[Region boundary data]
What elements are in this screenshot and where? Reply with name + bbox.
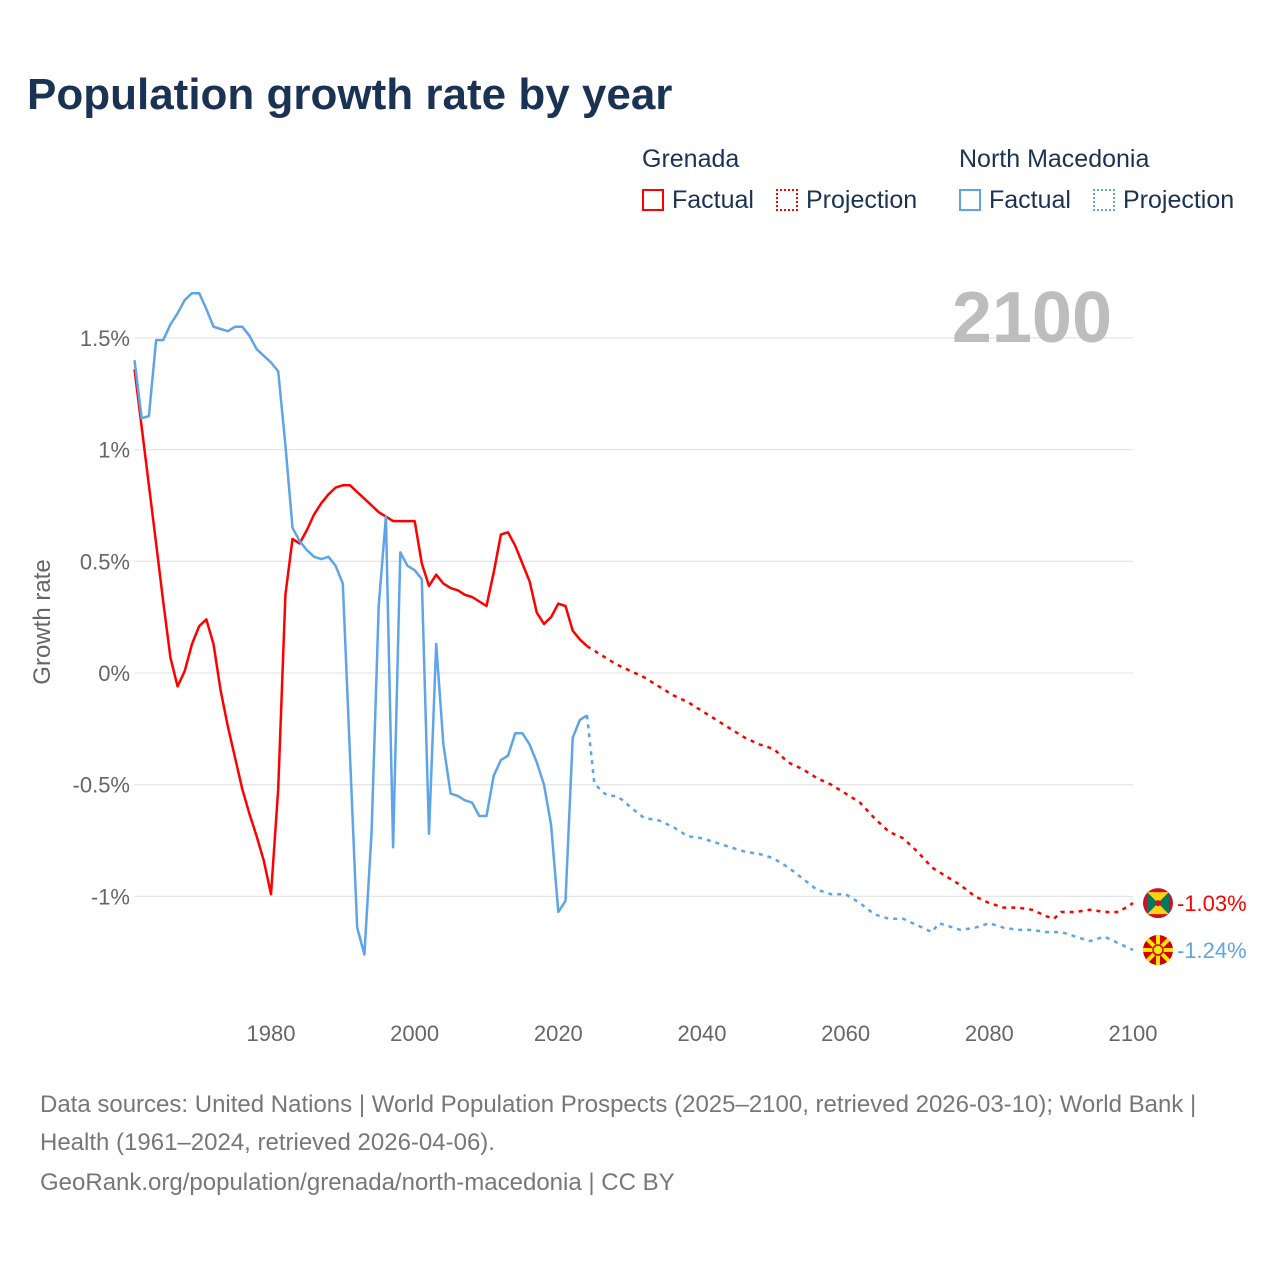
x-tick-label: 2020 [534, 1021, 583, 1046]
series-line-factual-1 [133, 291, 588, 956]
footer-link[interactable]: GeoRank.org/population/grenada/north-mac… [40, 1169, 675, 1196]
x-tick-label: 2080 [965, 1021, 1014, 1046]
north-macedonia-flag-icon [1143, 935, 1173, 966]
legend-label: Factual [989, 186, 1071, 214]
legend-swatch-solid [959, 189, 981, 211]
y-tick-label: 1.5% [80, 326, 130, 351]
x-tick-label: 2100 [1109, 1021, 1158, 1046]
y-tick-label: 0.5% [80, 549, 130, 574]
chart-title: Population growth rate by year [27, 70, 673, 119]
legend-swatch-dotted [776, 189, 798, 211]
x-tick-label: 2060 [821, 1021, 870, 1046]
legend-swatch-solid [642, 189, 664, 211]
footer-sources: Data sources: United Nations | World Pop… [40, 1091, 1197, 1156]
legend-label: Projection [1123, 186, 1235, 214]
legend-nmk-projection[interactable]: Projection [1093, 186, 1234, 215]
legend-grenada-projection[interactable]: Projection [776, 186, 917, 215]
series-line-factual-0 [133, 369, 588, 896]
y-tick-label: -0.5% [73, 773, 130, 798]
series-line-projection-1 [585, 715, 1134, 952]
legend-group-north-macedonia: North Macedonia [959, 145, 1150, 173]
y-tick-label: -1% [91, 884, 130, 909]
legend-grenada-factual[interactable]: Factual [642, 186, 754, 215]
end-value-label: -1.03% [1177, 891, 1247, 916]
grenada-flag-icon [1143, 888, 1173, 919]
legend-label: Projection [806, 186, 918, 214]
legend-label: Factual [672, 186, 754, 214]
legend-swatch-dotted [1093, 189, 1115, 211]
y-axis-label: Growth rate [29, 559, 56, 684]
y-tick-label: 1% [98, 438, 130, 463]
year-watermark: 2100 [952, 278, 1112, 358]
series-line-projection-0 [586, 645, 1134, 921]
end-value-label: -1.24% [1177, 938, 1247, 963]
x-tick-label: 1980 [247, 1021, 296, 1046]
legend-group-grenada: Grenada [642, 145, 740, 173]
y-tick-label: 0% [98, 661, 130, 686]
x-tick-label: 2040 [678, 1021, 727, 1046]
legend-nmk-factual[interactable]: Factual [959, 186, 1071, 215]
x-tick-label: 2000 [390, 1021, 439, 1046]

--- PROBLEM STATEMENT ---
Report each line of the data above that contains the string "icon". Treat uppercase and lowercase as different.

--- EXERCISE RESPONSE ---
north-macedonia-flag-icon [1143, 935, 1173, 966]
grenada-flag-icon [1143, 888, 1173, 919]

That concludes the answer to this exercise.